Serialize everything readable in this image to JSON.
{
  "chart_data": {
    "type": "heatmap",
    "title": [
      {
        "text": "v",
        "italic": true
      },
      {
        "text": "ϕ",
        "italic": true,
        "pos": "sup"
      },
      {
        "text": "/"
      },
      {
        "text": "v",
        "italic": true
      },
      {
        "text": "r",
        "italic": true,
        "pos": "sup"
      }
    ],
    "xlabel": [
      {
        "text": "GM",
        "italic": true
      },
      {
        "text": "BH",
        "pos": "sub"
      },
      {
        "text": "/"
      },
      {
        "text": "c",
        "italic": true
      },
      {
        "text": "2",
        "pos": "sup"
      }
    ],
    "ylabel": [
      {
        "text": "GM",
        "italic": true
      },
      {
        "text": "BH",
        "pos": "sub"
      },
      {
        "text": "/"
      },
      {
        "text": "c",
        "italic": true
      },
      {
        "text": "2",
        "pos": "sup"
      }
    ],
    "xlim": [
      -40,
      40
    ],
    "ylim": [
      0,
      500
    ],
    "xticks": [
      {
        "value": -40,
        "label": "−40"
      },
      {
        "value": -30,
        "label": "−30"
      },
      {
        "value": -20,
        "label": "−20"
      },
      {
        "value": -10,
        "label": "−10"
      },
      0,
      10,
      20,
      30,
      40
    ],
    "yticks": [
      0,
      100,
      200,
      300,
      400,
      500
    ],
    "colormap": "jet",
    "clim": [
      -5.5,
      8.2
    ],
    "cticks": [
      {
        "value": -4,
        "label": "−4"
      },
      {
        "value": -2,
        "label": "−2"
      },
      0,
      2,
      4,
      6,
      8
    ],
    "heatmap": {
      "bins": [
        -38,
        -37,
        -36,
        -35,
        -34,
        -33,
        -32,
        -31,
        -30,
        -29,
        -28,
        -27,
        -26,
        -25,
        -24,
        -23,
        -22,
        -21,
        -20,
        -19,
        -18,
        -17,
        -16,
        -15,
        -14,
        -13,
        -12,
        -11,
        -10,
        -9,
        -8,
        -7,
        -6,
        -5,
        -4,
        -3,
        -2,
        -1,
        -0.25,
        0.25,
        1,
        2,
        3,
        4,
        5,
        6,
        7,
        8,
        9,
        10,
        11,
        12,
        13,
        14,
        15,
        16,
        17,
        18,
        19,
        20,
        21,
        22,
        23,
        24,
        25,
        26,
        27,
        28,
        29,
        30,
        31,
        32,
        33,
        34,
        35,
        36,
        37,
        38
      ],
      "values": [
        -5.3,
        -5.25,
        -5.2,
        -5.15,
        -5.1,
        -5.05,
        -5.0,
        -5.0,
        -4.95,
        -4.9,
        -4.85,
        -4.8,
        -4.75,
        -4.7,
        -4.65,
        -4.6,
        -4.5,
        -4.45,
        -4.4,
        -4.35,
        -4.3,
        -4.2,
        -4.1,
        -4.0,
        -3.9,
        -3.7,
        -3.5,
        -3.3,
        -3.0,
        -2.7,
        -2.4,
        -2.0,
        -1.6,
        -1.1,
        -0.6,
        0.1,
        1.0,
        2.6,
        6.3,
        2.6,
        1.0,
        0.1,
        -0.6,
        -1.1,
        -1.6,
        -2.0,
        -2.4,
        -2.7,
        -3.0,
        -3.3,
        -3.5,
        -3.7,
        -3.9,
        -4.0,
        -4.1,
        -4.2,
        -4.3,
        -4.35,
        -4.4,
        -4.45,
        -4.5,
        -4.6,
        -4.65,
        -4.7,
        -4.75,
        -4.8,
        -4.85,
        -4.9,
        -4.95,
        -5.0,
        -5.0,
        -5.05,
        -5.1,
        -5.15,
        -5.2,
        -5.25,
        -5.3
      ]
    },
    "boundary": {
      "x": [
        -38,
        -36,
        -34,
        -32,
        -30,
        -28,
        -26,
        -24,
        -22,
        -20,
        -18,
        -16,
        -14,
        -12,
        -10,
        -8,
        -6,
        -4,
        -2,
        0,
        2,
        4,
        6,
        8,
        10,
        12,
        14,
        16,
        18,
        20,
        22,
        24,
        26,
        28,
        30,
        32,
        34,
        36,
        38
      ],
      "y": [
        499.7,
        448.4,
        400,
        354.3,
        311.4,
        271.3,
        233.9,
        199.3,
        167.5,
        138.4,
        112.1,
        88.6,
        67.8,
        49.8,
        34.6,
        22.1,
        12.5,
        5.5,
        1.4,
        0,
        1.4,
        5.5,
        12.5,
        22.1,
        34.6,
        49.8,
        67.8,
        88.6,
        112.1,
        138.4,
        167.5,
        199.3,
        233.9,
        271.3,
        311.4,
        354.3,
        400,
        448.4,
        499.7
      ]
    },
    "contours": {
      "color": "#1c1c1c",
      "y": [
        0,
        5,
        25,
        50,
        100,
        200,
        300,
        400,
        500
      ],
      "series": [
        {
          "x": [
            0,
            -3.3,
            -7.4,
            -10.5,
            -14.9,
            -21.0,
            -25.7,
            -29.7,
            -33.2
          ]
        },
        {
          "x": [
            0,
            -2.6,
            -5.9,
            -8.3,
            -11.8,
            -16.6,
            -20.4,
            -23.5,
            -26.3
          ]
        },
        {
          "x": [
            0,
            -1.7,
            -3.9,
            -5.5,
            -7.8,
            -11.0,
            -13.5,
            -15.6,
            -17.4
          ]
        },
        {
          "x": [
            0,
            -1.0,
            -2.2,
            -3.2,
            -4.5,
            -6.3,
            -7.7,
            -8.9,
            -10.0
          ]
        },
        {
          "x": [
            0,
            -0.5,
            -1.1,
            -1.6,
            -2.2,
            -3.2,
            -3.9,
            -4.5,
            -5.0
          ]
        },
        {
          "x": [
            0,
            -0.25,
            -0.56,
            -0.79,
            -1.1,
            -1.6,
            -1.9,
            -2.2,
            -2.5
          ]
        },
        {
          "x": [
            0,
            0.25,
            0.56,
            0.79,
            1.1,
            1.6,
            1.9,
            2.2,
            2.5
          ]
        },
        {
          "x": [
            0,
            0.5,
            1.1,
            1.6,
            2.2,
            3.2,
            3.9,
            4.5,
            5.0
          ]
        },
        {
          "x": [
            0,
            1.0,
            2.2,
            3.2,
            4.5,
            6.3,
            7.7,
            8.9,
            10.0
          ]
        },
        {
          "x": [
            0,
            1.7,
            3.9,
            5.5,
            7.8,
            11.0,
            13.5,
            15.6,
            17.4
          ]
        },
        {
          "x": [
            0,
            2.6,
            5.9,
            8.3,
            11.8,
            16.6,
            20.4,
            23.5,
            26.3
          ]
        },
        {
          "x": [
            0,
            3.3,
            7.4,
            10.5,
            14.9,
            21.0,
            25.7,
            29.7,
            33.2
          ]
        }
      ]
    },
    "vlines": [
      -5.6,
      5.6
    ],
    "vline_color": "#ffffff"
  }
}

* * *

**To do**
Using the entries above, please restate each one word for word.

**Output for this task**
Serialize everything readable in this image to JSON.
{
  "chart_data": {
    "type": "heatmap",
    "title": [
      {
        "text": "v",
        "italic": true
      },
      {
        "text": "ϕ",
        "italic": true,
        "pos": "sup"
      },
      {
        "text": "/"
      },
      {
        "text": "v",
        "italic": true
      },
      {
        "text": "r",
        "italic": true,
        "pos": "sup"
      }
    ],
    "xlabel": [
      {
        "text": "GM",
        "italic": true
      },
      {
        "text": "BH",
        "pos": "sub"
      },
      {
        "text": "/"
      },
      {
        "text": "c",
        "italic": true
      },
      {
        "text": "2",
        "pos": "sup"
      }
    ],
    "ylabel": [
      {
        "text": "GM",
        "italic": true
      },
      {
        "text": "BH",
        "pos": "sub"
      },
      {
        "text": "/"
      },
      {
        "text": "c",
        "italic": true
      },
      {
        "text": "2",
        "pos": "sup"
      }
    ],
    "xlim": [
      -40,
      40
    ],
    "ylim": [
      0,
      500
    ],
    "xticks": [
      {
        "value": -40,
        "label": "−40"
      },
      {
        "value": -30,
        "label": "−30"
      },
      {
        "value": -20,
        "label": "−20"
      },
      {
        "value": -10,
        "label": "−10"
      },
      0,
      10,
      20,
      30,
      40
    ],
    "yticks": [
      0,
      100,
      200,
      300,
      400,
      500
    ],
    "colormap": "jet",
    "clim": [
      -5.5,
      8.2
    ],
    "cticks": [
      {
        "value": -4,
        "label": "−4"
      },
      {
        "value": -2,
        "label": "−2"
      },
      0,
      2,
      4,
      6,
      8
    ],
    "heatmap": {
      "bins": [
        -38,
        -37,
        -36,
        -35,
        -34,
        -33,
        -32,
        -31,
        -30,
        -29,
        -28,
        -27,
        -26,
        -25,
        -24,
        -23,
        -22,
        -21,
        -20,
        -19,
        -18,
        -17,
        -16,
        -15,
        -14,
        -13,
        -12,
        -11,
        -10,
        -9,
        -8,
        -7,
        -6,
        -5,
        -4,
        -3,
        -2,
        -1,
        -0.25,
        0.25,
        1,
        2,
        3,
        4,
        5,
        6,
        7,
        8,
        9,
        10,
        11,
        12,
        13,
        14,
        15,
        16,
        17,
        18,
        19,
        20,
        21,
        22,
        23,
        24,
        25,
        26,
        27,
        28,
        29,
        30,
        31,
        32,
        33,
        34,
        35,
        36,
        37,
        38
      ],
      "values": [
        -5.3,
        -5.25,
        -5.2,
        -5.15,
        -5.1,
        -5.05,
        -5.0,
        -5.0,
        -4.95,
        -4.9,
        -4.85,
        -4.8,
        -4.75,
        -4.7,
        -4.65,
        -4.6,
        -4.5,
        -4.45,
        -4.4,
        -4.35,
        -4.3,
        -4.2,
        -4.1,
        -4.0,
        -3.9,
        -3.7,
        -3.5,
        -3.3,
        -3.0,
        -2.7,
        -2.4,
        -2.0,
        -1.6,
        -1.1,
        -0.6,
        0.1,
        1.0,
        2.6,
        6.3,
        2.6,
        1.0,
        0.1,
        -0.6,
        -1.1,
        -1.6,
        -2.0,
        -2.4,
        -2.7,
        -3.0,
        -3.3,
        -3.5,
        -3.7,
        -3.9,
        -4.0,
        -4.1,
        -4.2,
        -4.3,
        -4.35,
        -4.4,
        -4.45,
        -4.5,
        -4.6,
        -4.65,
        -4.7,
        -4.75,
        -4.8,
        -4.85,
        -4.9,
        -4.95,
        -5.0,
        -5.0,
        -5.05,
        -5.1,
        -5.15,
        -5.2,
        -5.25,
        -5.3
      ]
    },
    "boundary": {
      "x": [
        -38,
        -36,
        -34,
        -32,
        -30,
        -28,
        -26,
        -24,
        -22,
        -20,
        -18,
        -16,
        -14,
        -12,
        -10,
        -8,
        -6,
        -4,
        -2,
        0,
        2,
        4,
        6,
        8,
        10,
        12,
        14,
        16,
        18,
        20,
        22,
        24,
        26,
        28,
        30,
        32,
        34,
        36,
        38
      ],
      "y": [
        499.7,
        448.4,
        400,
        354.3,
        311.4,
        271.3,
        233.9,
        199.3,
        167.5,
        138.4,
        112.1,
        88.6,
        67.8,
        49.8,
        34.6,
        22.1,
        12.5,
        5.5,
        1.4,
        0,
        1.4,
        5.5,
        12.5,
        22.1,
        34.6,
        49.8,
        67.8,
        88.6,
        112.1,
        138.4,
        167.5,
        199.3,
        233.9,
        271.3,
        311.4,
        354.3,
        400,
        448.4,
        499.7
      ]
    },
    "contours": {
      "color": "#1c1c1c",
      "y": [
        0,
        5,
        25,
        50,
        100,
        200,
        300,
        400,
        500
      ],
      "series": [
        {
          "x": [
            0,
            -3.3,
            -7.4,
            -10.5,
            -14.9,
            -21.0,
            -25.7,
            -29.7,
            -33.2
          ]
        },
        {
          "x": [
            0,
            -2.6,
            -5.9,
            -8.3,
            -11.8,
            -16.6,
            -20.4,
            -23.5,
            -26.3
          ]
        },
        {
          "x": [
            0,
            -1.7,
            -3.9,
            -5.5,
            -7.8,
            -11.0,
            -13.5,
            -15.6,
            -17.4
          ]
        },
        {
          "x": [
            0,
            -1.0,
            -2.2,
            -3.2,
            -4.5,
            -6.3,
            -7.7,
            -8.9,
            -10.0
          ]
        },
        {
          "x": [
            0,
            -0.5,
            -1.1,
            -1.6,
            -2.2,
            -3.2,
            -3.9,
            -4.5,
            -5.0
          ]
        },
        {
          "x": [
            0,
            -0.25,
            -0.56,
            -0.79,
            -1.1,
            -1.6,
            -1.9,
            -2.2,
            -2.5
          ]
        },
        {
          "x": [
            0,
            0.25,
            0.56,
            0.79,
            1.1,
            1.6,
            1.9,
            2.2,
            2.5
          ]
        },
        {
          "x": [
            0,
            0.5,
            1.1,
            1.6,
            2.2,
            3.2,
            3.9,
            4.5,
            5.0
          ]
        },
        {
          "x": [
            0,
            1.0,
            2.2,
            3.2,
            4.5,
            6.3,
            7.7,
            8.9,
            10.0
          ]
        },
        {
          "x": [
            0,
            1.7,
            3.9,
            5.5,
            7.8,
            11.0,
            13.5,
            15.6,
            17.4
          ]
        },
        {
          "x": [
            0,
            2.6,
            5.9,
            8.3,
            11.8,
            16.6,
            20.4,
            23.5,
            26.3
          ]
        },
        {
          "x": [
            0,
            3.3,
            7.4,
            10.5,
            14.9,
            21.0,
            25.7,
            29.7,
            33.2
          ]
        }
      ]
    },
    "vlines": [
      -5.6,
      5.6
    ],
    "vline_color": "#ffffff"
  }
}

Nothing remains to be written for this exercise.